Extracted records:
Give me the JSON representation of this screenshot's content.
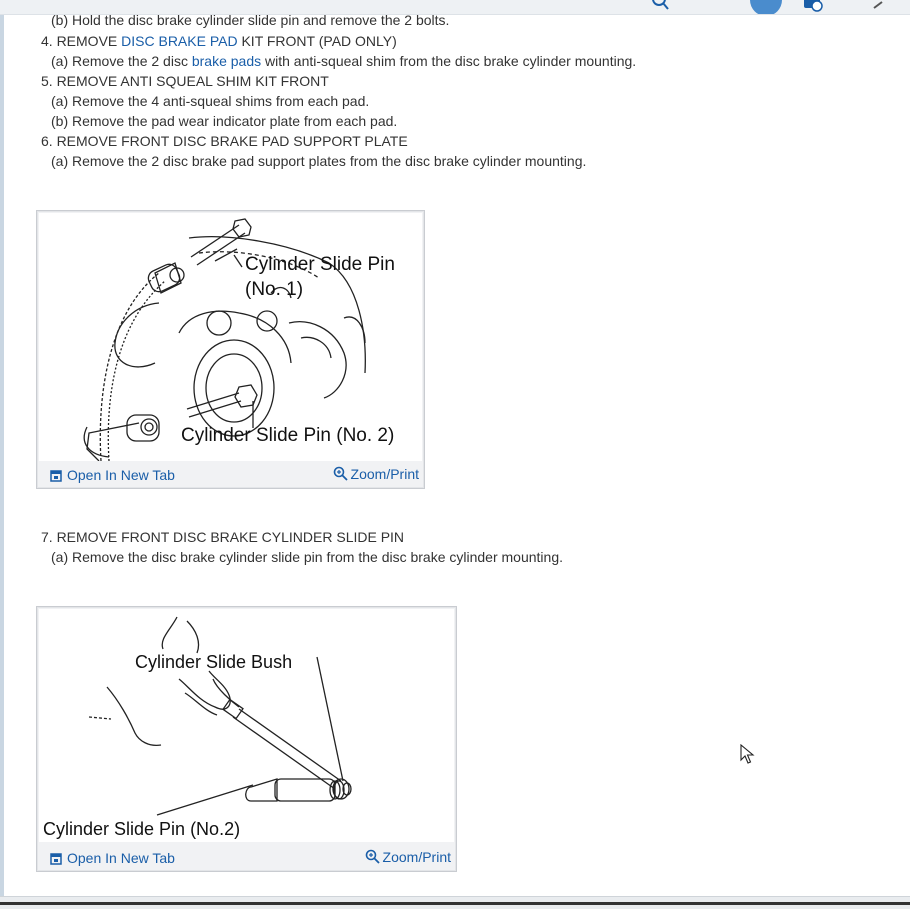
{
  "steps": {
    "step3b": "(b) Hold the disc brake cylinder slide pin and remove the 2 bolts.",
    "step4": {
      "prefix": "4. REMOVE ",
      "link": "DISC BRAKE PAD",
      "suffix": " KIT FRONT (PAD ONLY)"
    },
    "step4a": {
      "prefix": "(a) Remove the 2 disc ",
      "link": "brake pads",
      "suffix": " with anti-squeal shim from the disc brake cylinder mounting."
    },
    "step5": "5. REMOVE ANTI SQUEAL SHIM KIT FRONT",
    "step5a": "(a) Remove the 4 anti-squeal shims from each pad.",
    "step5b": "(b) Remove the pad wear indicator plate from each pad.",
    "step6": "6. REMOVE FRONT DISC BRAKE PAD SUPPORT PLATE",
    "step6a": "(a) Remove the 2 disc brake pad support plates from the disc brake cylinder mounting.",
    "step7": "7. REMOVE FRONT DISC BRAKE CYLINDER SLIDE PIN",
    "step7a": "(a) Remove the disc brake cylinder slide pin from the disc brake cylinder mounting."
  },
  "figure1": {
    "label_pin1_line1": "Cylinder Slide Pin",
    "label_pin1_line2": "(No. 1)",
    "label_pin2": "Cylinder Slide Pin (No. 2)",
    "open_tab": "Open In New Tab",
    "zoom": "Zoom/Print"
  },
  "figure2": {
    "label_bush": "Cylinder Slide Bush",
    "label_pin2": "Cylinder Slide Pin (No.2)",
    "open_tab": "Open In New Tab",
    "zoom": "Zoom/Print"
  },
  "icons": {
    "open_tab": "open-new-tab-icon",
    "zoom": "zoom-magnifier-icon",
    "cursor": "mouse-pointer"
  },
  "colors": {
    "link": "#1a5ea8",
    "text": "#333333",
    "figure_bg": "#f1f2f4"
  }
}
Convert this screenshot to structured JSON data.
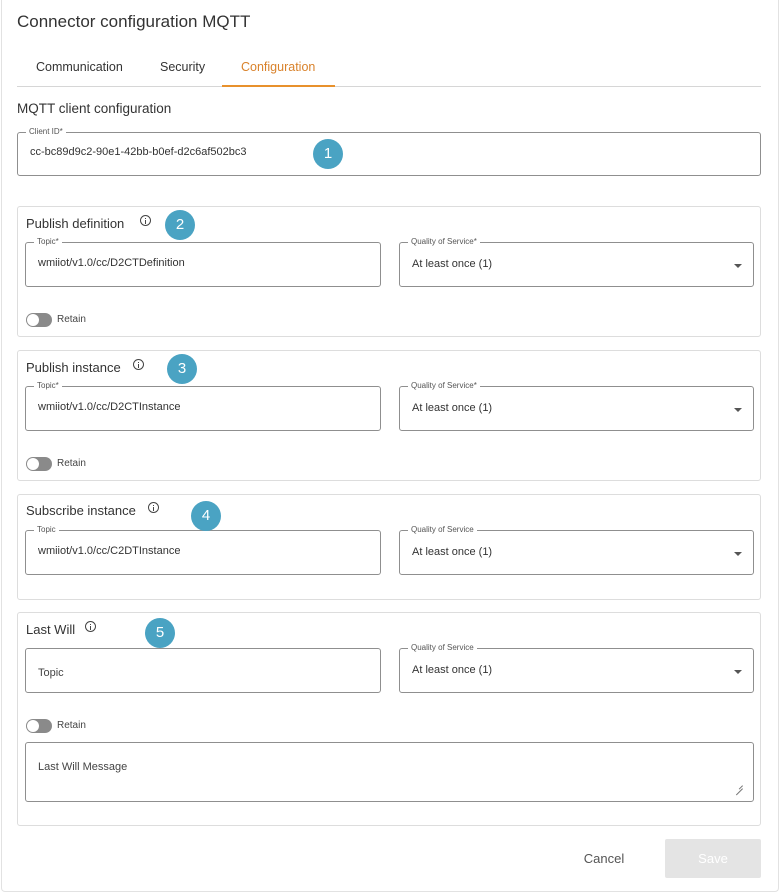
{
  "header": {
    "title": "Connector configuration MQTT"
  },
  "tabs": [
    {
      "label": "Communication"
    },
    {
      "label": "Security"
    },
    {
      "label": "Configuration"
    }
  ],
  "mqtt": {
    "section_title": "MQTT client configuration",
    "client_id": {
      "label": "Client ID*",
      "value": "cc-bc89d9c2-90e1-42bb-b0ef-d2c6af502bc3"
    }
  },
  "publish_definition": {
    "title": "Publish definition",
    "topic": {
      "label": "Topic*",
      "value": "wmiiot/v1.0/cc/D2CTDefinition"
    },
    "qos": {
      "label": "Quality of Service*",
      "value": "At least once (1)"
    },
    "retain_label": "Retain"
  },
  "publish_instance": {
    "title": "Publish instance",
    "topic": {
      "label": "Topic*",
      "value": "wmiiot/v1.0/cc/D2CTInstance"
    },
    "qos": {
      "label": "Quality of Service*",
      "value": "At least once (1)"
    },
    "retain_label": "Retain"
  },
  "subscribe_instance": {
    "title": "Subscribe instance",
    "topic": {
      "label": "Topic",
      "value": "wmiiot/v1.0/cc/C2DTInstance"
    },
    "qos": {
      "label": "Quality of Service",
      "value": "At least once (1)"
    }
  },
  "last_will": {
    "title": "Last Will",
    "topic": {
      "placeholder": "Topic"
    },
    "qos": {
      "label": "Quality of Service",
      "value": "At least once (1)"
    },
    "retain_label": "Retain",
    "message": {
      "placeholder": "Last Will Message"
    }
  },
  "badges": [
    "1",
    "2",
    "3",
    "4",
    "5"
  ],
  "footer": {
    "cancel_label": "Cancel",
    "save_label": "Save"
  },
  "colors": {
    "accent": "#e8912c",
    "badge": "#4aa3c3",
    "toggle_off": "#8a8a8a",
    "save_disabled": "#e4e4e4"
  }
}
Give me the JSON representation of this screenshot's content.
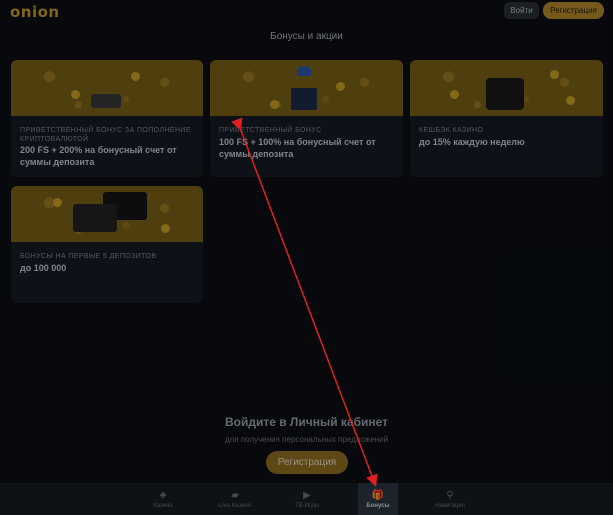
{
  "header": {
    "logo": "onion",
    "login_label": "Войти",
    "register_label": "Регистрация"
  },
  "page_title": "Бонусы и акции",
  "cards": [
    {
      "category": "ПРИВЕТСТВЕННЫЙ БОНУС ЗА ПОПОЛНЕНИЕ КРИПТОВАЛЮТОЙ",
      "title": "200 FS + 200% на бонусный счет от суммы депозита"
    },
    {
      "category": "ПРИВЕТСТВЕННЫЙ БОНУС",
      "title": "100 FS + 100% на бонусный счет от суммы депозита"
    },
    {
      "category": "КЕШБЭК КАЗИНО",
      "title": "до 15% каждую неделю"
    },
    {
      "category": "БОНУСЫ НА ПЕРВЫЕ 5 ДЕПОЗИТОВ",
      "title": "до 100 000"
    }
  ],
  "login_prompt": {
    "title": "Войдите в Личный кабинет",
    "subtitle": "для получения персональных предложений",
    "button": "Регистрация"
  },
  "bottom_nav": [
    {
      "label": "Казино",
      "icon": "slots-icon",
      "active": false
    },
    {
      "label": "Live Казино",
      "icon": "cards-icon",
      "active": false
    },
    {
      "label": "ТВ-Игры",
      "icon": "tv-icon",
      "active": false
    },
    {
      "label": "Бонусы",
      "icon": "gift-icon",
      "active": true
    },
    {
      "label": "Навигация",
      "icon": "search-list-icon",
      "active": false
    }
  ],
  "colors": {
    "accent": "#d9a826",
    "annotation_arrow": "#e02020"
  }
}
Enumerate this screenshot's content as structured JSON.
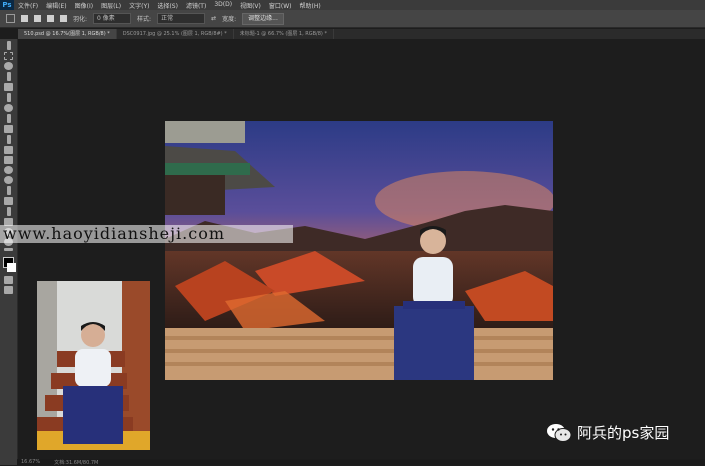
{
  "app": {
    "logo": "Ps"
  },
  "menu": [
    "文件(F)",
    "编辑(E)",
    "图像(I)",
    "图层(L)",
    "文字(Y)",
    "选择(S)",
    "滤镜(T)",
    "3D(D)",
    "视图(V)",
    "窗口(W)",
    "帮助(H)"
  ],
  "options": {
    "feather_label": "羽化:",
    "feather_value": "0 像素",
    "style_label": "样式:",
    "style_value": "正常",
    "width_label": "宽度:",
    "refine_button": "调整边缘..."
  },
  "tabs": [
    {
      "label": "510.psd @ 16.7%(图层 1, RGB/8) *",
      "active": true
    },
    {
      "label": "DSC0917.jpg @ 25.1% (图层 1, RGB/8#) *",
      "active": false
    },
    {
      "label": "未标题-1 @ 66.7% (图层 1, RGB/8) *",
      "active": false
    }
  ],
  "watermark": "www.haoyidiansheji.com",
  "brand": {
    "name": "阿兵的ps家园"
  },
  "status": {
    "zoom": "16.67%",
    "doc": "文档:31.6M/80.7M"
  },
  "colors": {
    "accent": "#3fa9f5",
    "swatch_fg": "#000000",
    "swatch_bg": "#ffffff"
  }
}
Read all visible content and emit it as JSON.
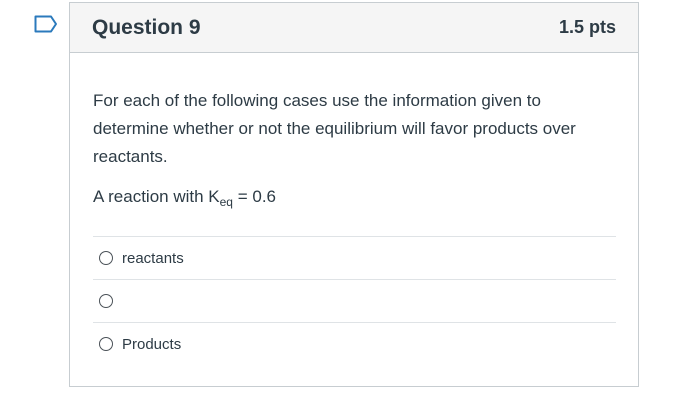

__WHAT IS EXPECTED__
Print all of the records shown above exactly, leaving out each picture.

__ANSWER TO THE PROBLEM__
Give me the JSON representation of this screenshot's content.
{
  "steps": {
    "step3b": "(b) Hold the disc brake cylinder slide pin and remove the 2 bolts.",
    "step4": {
      "prefix": "4. REMOVE ",
      "link": "DISC BRAKE PAD",
      "suffix": " KIT FRONT (PAD ONLY)"
    },
    "step4a": {
      "prefix": "(a) Remove the 2 disc ",
      "link": "brake pads",
      "suffix": " with anti-squeal shim from the disc brake cylinder mounting."
    },
    "step5": "5. REMOVE ANTI SQUEAL SHIM KIT FRONT",
    "step5a": "(a) Remove the 4 anti-squeal shims from each pad.",
    "step5b": "(b) Remove the pad wear indicator plate from each pad.",
    "step6": "6. REMOVE FRONT DISC BRAKE PAD SUPPORT PLATE",
    "step6a": "(a) Remove the 2 disc brake pad support plates from the disc brake cylinder mounting.",
    "step7": "7. REMOVE FRONT DISC BRAKE CYLINDER SLIDE PIN",
    "step7a": "(a) Remove the disc brake cylinder slide pin from the disc brake cylinder mounting."
  },
  "figure1": {
    "label_pin1_line1": "Cylinder Slide Pin",
    "label_pin1_line2": "(No. 1)",
    "label_pin2": "Cylinder Slide Pin (No. 2)",
    "open_tab": "Open In New Tab",
    "zoom": "Zoom/Print"
  },
  "figure2": {
    "label_bush": "Cylinder Slide Bush",
    "label_pin2": "Cylinder Slide Pin (No.2)",
    "open_tab": "Open In New Tab",
    "zoom": "Zoom/Print"
  },
  "icons": {
    "open_tab": "open-new-tab-icon",
    "zoom": "zoom-magnifier-icon",
    "cursor": "mouse-pointer"
  },
  "colors": {
    "link": "#1a5ea8",
    "text": "#333333",
    "figure_bg": "#f1f2f4"
  }
}
Convert this screenshot to structured JSON data.
{
  "header": {
    "title": "Connector configuration MQTT"
  },
  "tabs": [
    {
      "label": "Communication"
    },
    {
      "label": "Security"
    },
    {
      "label": "Configuration"
    }
  ],
  "mqtt": {
    "section_title": "MQTT client configuration",
    "client_id": {
      "label": "Client ID*",
      "value": "cc-bc89d9c2-90e1-42bb-b0ef-d2c6af502bc3"
    }
  },
  "publish_definition": {
    "title": "Publish definition",
    "topic": {
      "label": "Topic*",
      "value": "wmiiot/v1.0/cc/D2CTDefinition"
    },
    "qos": {
      "label": "Quality of Service*",
      "value": "At least once (1)"
    },
    "retain_label": "Retain"
  },
  "publish_instance": {
    "title": "Publish instance",
    "topic": {
      "label": "Topic*",
      "value": "wmiiot/v1.0/cc/D2CTInstance"
    },
    "qos": {
      "label": "Quality of Service*",
      "value": "At least once (1)"
    },
    "retain_label": "Retain"
  },
  "subscribe_instance": {
    "title": "Subscribe instance",
    "topic": {
      "label": "Topic",
      "value": "wmiiot/v1.0/cc/C2DTInstance"
    },
    "qos": {
      "label": "Quality of Service",
      "value": "At least once (1)"
    }
  },
  "last_will": {
    "title": "Last Will",
    "topic": {
      "placeholder": "Topic"
    },
    "qos": {
      "label": "Quality of Service",
      "value": "At least once (1)"
    },
    "retain_label": "Retain",
    "message": {
      "placeholder": "Last Will Message"
    }
  },
  "badges": [
    "1",
    "2",
    "3",
    "4",
    "5"
  ],
  "footer": {
    "cancel_label": "Cancel",
    "save_label": "Save"
  },
  "colors": {
    "accent": "#e8912c",
    "badge": "#4aa3c3",
    "toggle_off": "#8a8a8a",
    "save_disabled": "#e4e4e4"
  }
}
Give me the JSON representation of this screenshot's content.
{
  "header": {
    "logo": "onion",
    "login_label": "Войти",
    "register_label": "Регистрация"
  },
  "page_title": "Бонусы и акции",
  "cards": [
    {
      "category": "ПРИВЕТСТВЕННЫЙ БОНУС ЗА ПОПОЛНЕНИЕ КРИПТОВАЛЮТОЙ",
      "title": "200 FS + 200% на бонусный счет от суммы депозита"
    },
    {
      "category": "ПРИВЕТСТВЕННЫЙ БОНУС",
      "title": "100 FS + 100% на бонусный счет от суммы депозита"
    },
    {
      "category": "КЕШБЭК КАЗИНО",
      "title": "до 15% каждую неделю"
    },
    {
      "category": "БОНУСЫ НА ПЕРВЫЕ 5 ДЕПОЗИТОВ",
      "title": "до 100 000"
    }
  ],
  "login_prompt": {
    "title": "Войдите в Личный кабинет",
    "subtitle": "для получения персональных предложений",
    "button": "Регистрация"
  },
  "bottom_nav": [
    {
      "label": "Казино",
      "icon": "slots-icon",
      "active": false
    },
    {
      "label": "Live Казино",
      "icon": "cards-icon",
      "active": false
    },
    {
      "label": "ТВ-Игры",
      "icon": "tv-icon",
      "active": false
    },
    {
      "label": "Бонусы",
      "icon": "gift-icon",
      "active": true
    },
    {
      "label": "Навигация",
      "icon": "search-list-icon",
      "active": false
    }
  ],
  "colors": {
    "accent": "#d9a826",
    "annotation_arrow": "#e02020"
  }
}
Enumerate this screenshot's content as structured JSON.
{
  "app": {
    "logo": "Ps"
  },
  "menu": [
    "文件(F)",
    "编辑(E)",
    "图像(I)",
    "图层(L)",
    "文字(Y)",
    "选择(S)",
    "滤镜(T)",
    "3D(D)",
    "视图(V)",
    "窗口(W)",
    "帮助(H)"
  ],
  "options": {
    "feather_label": "羽化:",
    "feather_value": "0 像素",
    "style_label": "样式:",
    "style_value": "正常",
    "width_label": "宽度:",
    "refine_button": "调整边缘..."
  },
  "tabs": [
    {
      "label": "510.psd @ 16.7%(图层 1, RGB/8) *",
      "active": true
    },
    {
      "label": "DSC0917.jpg @ 25.1% (图层 1, RGB/8#) *",
      "active": false
    },
    {
      "label": "未标题-1 @ 66.7% (图层 1, RGB/8) *",
      "active": false
    }
  ],
  "watermark": "www.haoyidiansheji.com",
  "brand": {
    "name": "阿兵的ps家园"
  },
  "status": {
    "zoom": "16.67%",
    "doc": "文档:31.6M/80.7M"
  },
  "colors": {
    "accent": "#3fa9f5",
    "swatch_fg": "#000000",
    "swatch_bg": "#ffffff"
  }
}
Read all visible content and emit it as JSON.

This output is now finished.